## What is asked
Scan the listing below. Report each line that includes "الحوضي".

## Rows
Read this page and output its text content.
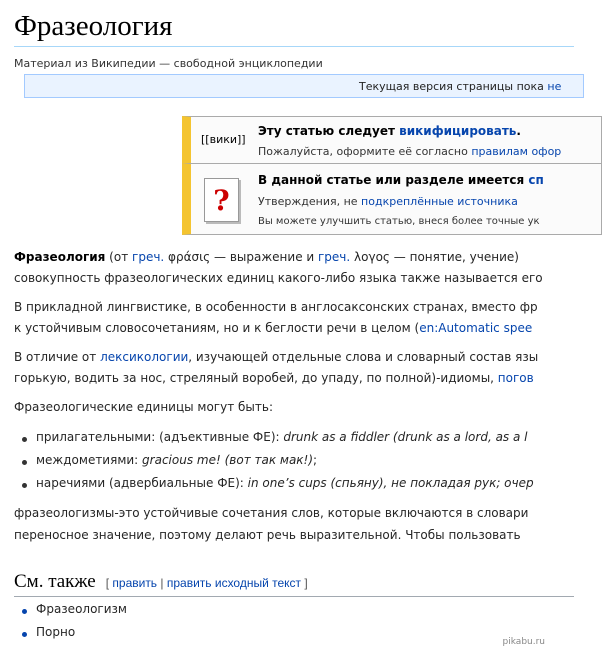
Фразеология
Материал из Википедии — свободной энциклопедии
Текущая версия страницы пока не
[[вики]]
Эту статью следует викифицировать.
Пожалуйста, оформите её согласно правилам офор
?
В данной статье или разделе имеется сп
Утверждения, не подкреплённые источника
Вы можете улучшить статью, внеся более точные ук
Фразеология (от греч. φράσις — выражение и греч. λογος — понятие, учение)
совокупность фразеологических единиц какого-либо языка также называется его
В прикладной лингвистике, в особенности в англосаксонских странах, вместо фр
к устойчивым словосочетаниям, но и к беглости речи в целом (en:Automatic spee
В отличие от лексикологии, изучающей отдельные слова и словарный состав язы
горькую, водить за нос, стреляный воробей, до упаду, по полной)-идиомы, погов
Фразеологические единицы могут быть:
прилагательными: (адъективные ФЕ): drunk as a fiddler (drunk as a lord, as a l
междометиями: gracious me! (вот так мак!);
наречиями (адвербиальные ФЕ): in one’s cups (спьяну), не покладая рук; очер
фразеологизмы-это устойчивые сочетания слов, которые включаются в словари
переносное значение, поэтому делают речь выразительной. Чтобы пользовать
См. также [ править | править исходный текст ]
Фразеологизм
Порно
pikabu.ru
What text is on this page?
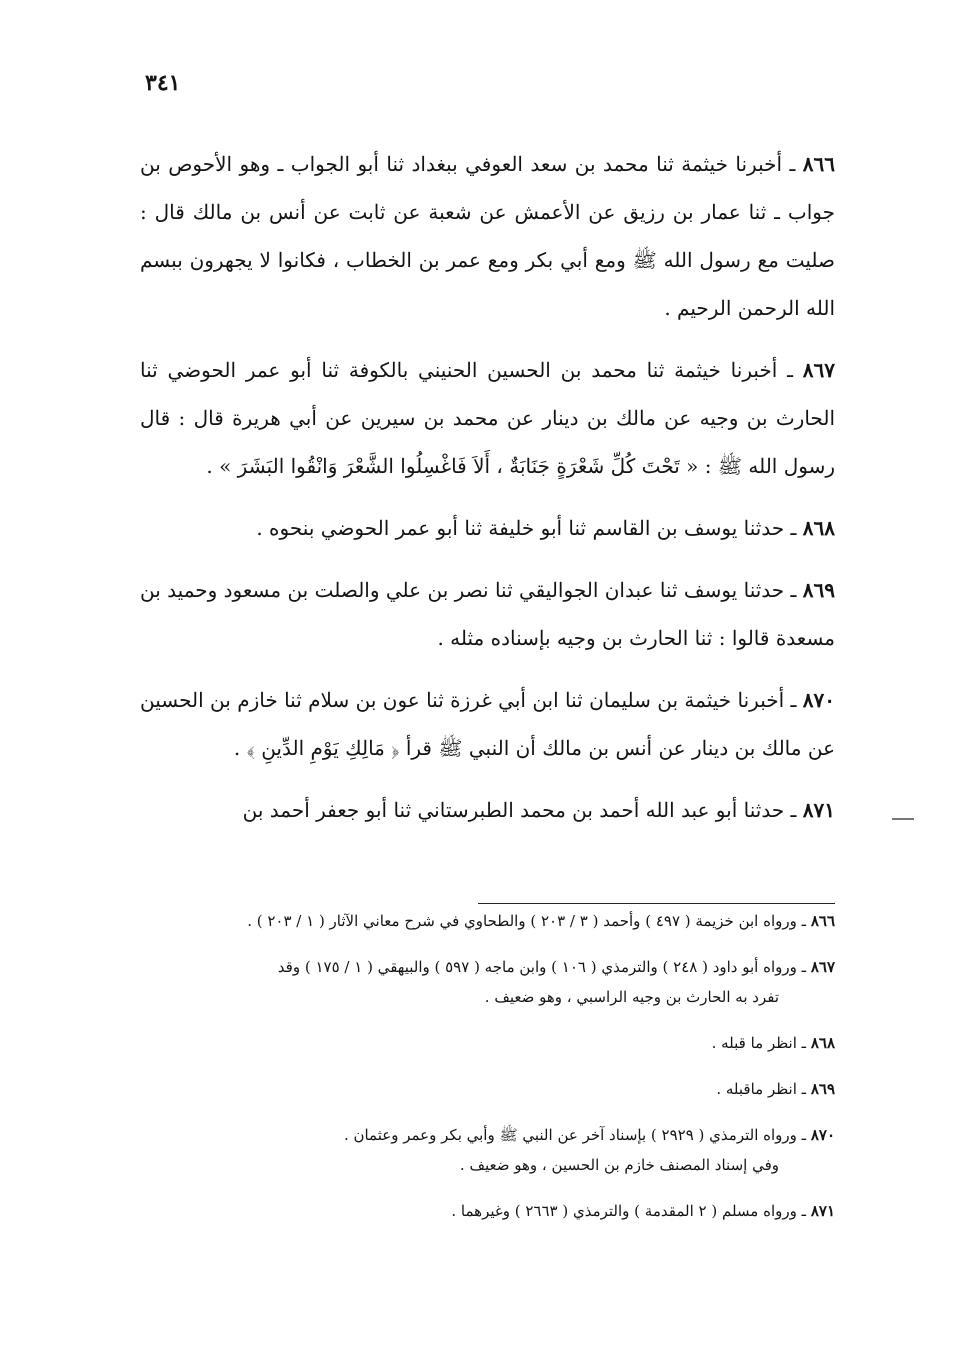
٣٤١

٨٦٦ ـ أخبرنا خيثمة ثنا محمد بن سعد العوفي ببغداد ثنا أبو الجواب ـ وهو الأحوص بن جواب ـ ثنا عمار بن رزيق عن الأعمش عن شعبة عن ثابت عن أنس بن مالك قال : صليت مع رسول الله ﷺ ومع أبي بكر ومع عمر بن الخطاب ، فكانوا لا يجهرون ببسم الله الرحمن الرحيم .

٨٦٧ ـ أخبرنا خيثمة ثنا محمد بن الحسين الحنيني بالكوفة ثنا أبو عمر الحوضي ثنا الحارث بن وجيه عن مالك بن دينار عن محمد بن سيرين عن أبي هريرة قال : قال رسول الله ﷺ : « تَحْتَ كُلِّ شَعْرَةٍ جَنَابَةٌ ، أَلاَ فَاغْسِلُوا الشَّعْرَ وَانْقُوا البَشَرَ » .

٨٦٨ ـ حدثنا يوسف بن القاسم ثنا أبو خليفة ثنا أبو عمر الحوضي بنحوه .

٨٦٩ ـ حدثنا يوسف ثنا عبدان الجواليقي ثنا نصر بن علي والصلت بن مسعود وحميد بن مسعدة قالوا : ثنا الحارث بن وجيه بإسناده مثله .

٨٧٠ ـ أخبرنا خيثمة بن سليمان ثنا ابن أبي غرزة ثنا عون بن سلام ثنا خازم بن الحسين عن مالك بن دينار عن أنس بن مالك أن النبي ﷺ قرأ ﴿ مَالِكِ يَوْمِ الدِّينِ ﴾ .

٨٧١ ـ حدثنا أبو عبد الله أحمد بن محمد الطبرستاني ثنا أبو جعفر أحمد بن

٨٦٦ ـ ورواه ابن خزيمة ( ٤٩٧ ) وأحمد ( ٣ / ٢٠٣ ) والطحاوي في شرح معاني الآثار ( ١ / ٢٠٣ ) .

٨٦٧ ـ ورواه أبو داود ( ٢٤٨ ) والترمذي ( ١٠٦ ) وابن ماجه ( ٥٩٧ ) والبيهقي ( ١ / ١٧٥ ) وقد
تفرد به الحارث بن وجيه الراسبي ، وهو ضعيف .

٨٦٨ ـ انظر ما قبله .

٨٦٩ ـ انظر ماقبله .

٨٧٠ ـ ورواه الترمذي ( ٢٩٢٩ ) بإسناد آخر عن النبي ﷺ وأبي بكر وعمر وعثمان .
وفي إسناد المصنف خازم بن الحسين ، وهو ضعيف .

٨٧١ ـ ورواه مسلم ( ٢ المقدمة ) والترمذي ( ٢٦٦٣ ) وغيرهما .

--

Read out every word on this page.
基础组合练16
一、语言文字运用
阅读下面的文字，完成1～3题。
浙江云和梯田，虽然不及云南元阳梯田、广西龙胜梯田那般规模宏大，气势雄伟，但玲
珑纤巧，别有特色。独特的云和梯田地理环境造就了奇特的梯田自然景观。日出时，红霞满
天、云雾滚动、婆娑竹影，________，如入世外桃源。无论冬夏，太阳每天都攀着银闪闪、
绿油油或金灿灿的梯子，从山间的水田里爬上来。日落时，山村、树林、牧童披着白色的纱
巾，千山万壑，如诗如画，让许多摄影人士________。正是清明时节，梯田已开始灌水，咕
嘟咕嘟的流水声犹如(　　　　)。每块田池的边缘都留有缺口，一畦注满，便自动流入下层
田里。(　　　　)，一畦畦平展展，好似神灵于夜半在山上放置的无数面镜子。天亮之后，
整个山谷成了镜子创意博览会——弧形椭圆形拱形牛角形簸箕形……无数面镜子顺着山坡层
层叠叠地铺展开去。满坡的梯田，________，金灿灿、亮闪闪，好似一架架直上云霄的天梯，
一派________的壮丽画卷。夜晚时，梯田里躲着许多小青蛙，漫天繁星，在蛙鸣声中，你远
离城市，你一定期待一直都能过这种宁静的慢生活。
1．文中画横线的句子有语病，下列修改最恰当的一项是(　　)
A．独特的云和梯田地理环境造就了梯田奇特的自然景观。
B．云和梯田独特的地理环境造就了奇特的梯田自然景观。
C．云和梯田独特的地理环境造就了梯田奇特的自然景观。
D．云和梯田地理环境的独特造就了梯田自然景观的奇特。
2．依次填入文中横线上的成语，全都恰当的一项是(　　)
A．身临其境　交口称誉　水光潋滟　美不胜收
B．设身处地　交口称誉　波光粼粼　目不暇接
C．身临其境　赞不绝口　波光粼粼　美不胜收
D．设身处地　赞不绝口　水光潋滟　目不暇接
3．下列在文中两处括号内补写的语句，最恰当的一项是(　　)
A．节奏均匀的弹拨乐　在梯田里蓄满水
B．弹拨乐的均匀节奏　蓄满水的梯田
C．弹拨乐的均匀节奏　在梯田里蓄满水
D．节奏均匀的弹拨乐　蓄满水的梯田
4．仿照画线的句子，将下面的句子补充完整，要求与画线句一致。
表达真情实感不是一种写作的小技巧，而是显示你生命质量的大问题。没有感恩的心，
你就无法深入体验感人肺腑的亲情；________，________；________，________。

## Reply
٨٦٧ ـ أخبرنا خيثمة ثنا محمد بن الحسين الحنيني بالكوفة ثنا أبو عمر الحوضي ثنا الحارث بن وجيه عن مالك بن دينار عن محمد بن سيرين عن أبي هريرة قال : قال رسول الله ﷺ : « تَحْتَ كُلِّ شَعْرَةٍ جَنَابَةٌ ، أَلاَ فَاغْسِلُوا الشَّعْرَ وَانْقُوا البَشَرَ » .
٨٦٨ ـ حدثنا يوسف بن القاسم ثنا أبو خليفة ثنا أبو عمر الحوضي بنحوه .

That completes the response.